Copy all lines below containing "Higher".

BEGIN Given records

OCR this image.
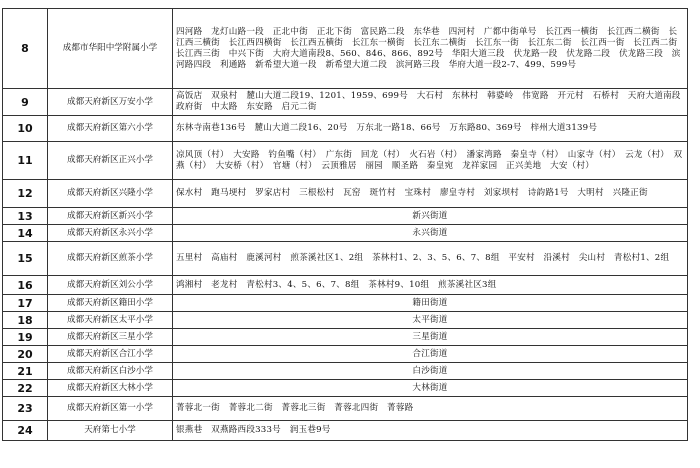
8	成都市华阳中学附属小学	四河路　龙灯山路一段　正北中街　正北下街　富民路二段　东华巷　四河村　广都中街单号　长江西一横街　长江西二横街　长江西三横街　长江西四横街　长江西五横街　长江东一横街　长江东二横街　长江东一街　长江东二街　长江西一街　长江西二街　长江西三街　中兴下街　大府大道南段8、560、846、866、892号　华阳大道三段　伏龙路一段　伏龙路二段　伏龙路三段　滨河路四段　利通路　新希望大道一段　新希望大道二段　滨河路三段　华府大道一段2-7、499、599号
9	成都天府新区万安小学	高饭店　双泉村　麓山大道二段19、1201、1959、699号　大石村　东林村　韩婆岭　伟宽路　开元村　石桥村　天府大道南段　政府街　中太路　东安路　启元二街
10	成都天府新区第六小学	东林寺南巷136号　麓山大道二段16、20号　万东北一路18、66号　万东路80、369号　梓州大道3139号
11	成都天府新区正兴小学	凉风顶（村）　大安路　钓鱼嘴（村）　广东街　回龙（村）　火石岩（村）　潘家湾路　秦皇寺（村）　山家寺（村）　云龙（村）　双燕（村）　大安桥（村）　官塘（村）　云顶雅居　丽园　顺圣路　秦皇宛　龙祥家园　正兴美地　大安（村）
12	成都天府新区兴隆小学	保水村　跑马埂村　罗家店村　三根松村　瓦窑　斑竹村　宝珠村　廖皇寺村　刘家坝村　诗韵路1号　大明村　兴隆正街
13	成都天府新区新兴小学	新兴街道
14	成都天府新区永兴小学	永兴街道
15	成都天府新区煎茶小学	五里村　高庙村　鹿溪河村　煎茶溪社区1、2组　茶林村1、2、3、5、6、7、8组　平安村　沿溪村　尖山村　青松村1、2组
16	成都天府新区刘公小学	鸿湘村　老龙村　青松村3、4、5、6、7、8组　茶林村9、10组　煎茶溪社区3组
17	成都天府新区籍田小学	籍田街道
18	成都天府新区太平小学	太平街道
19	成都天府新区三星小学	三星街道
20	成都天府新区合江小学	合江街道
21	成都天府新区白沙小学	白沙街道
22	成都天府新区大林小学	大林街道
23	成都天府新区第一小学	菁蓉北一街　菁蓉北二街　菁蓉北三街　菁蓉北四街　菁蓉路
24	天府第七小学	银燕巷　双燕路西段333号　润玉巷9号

END Given records
BEGIN Given records

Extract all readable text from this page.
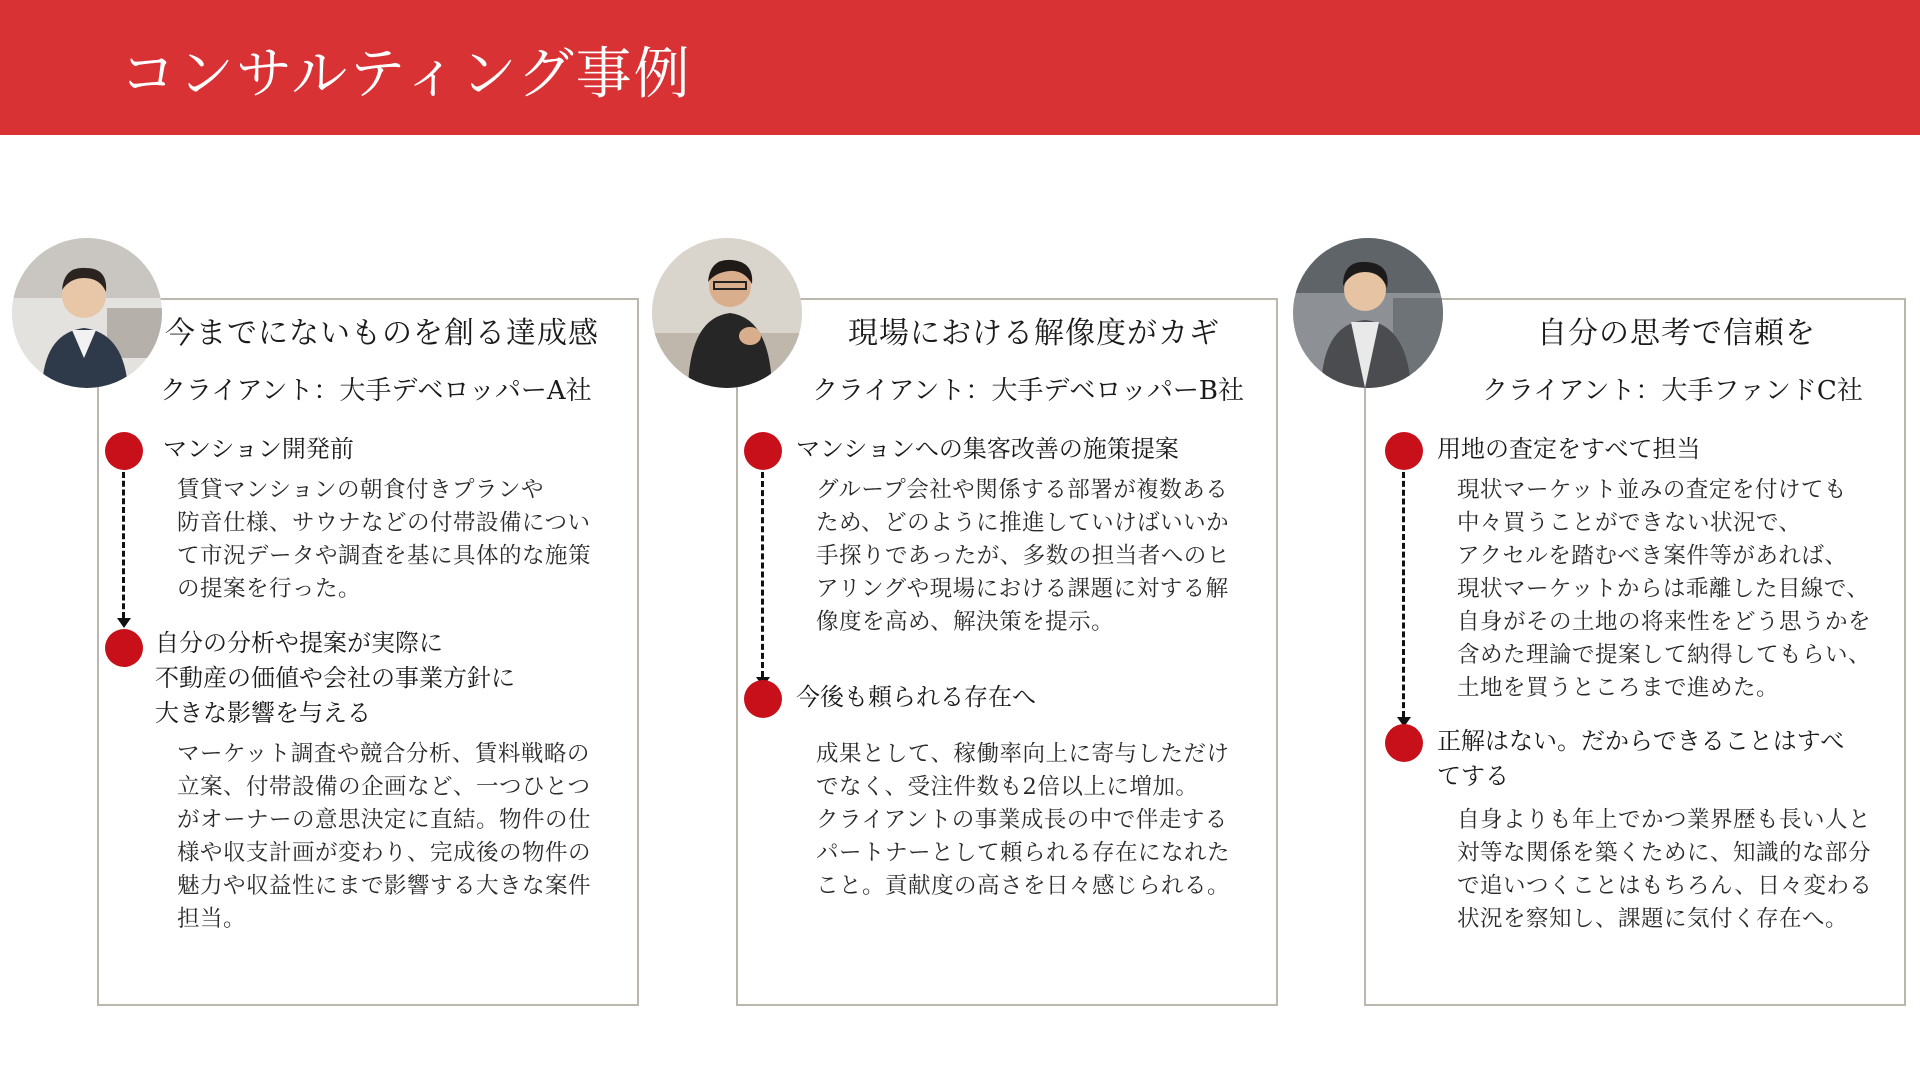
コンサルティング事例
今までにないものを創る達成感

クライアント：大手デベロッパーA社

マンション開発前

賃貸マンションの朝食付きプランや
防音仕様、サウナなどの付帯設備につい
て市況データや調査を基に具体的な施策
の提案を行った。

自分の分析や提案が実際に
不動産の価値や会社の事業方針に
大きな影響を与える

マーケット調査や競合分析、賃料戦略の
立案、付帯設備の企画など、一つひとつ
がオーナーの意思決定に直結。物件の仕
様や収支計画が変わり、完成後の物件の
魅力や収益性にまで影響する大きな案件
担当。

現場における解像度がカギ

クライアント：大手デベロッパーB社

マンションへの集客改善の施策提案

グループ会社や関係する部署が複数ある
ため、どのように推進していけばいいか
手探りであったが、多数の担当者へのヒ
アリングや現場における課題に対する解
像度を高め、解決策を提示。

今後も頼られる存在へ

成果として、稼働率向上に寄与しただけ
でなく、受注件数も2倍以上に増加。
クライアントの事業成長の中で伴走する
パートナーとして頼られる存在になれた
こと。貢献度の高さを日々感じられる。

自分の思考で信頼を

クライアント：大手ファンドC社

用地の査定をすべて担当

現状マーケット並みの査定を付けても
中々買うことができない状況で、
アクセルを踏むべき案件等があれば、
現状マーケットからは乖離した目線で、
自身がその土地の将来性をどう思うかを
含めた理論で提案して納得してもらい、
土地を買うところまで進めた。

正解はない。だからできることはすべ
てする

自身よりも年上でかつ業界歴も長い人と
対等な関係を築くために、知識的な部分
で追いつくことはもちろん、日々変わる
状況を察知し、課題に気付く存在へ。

END Given records
BEGIN Given records

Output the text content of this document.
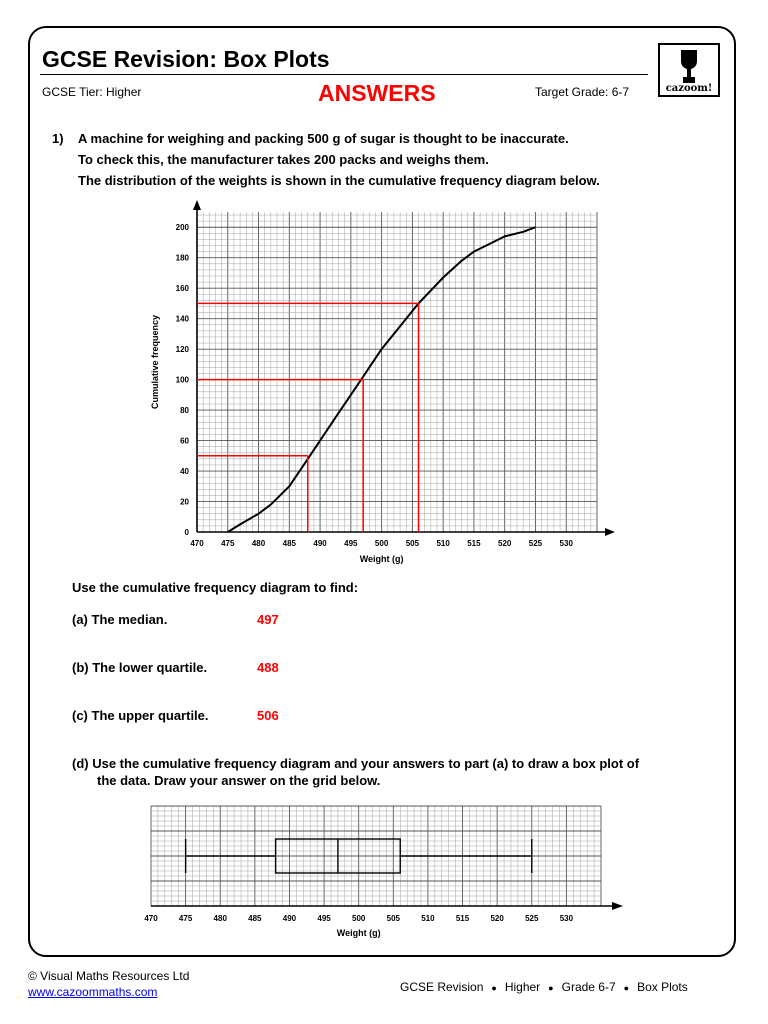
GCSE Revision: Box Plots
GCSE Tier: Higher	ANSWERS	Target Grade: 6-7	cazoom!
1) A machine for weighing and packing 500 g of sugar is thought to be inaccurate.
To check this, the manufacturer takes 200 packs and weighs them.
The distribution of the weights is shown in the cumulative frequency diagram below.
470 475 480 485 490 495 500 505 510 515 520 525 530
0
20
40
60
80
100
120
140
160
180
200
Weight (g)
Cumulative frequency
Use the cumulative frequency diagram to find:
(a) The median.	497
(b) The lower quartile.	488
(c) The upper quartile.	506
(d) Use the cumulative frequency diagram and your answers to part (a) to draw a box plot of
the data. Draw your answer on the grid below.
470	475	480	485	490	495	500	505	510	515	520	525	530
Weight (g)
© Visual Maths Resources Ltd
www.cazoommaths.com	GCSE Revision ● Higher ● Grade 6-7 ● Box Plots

END Given records

_Answer to the problem_
GCSE Tier: Higher	ANSWERS	Target Grade: 6-7	cazoom!
www.cazoommaths.com	GCSE Revision ● Higher ● Grade 6-7 ● Box Plots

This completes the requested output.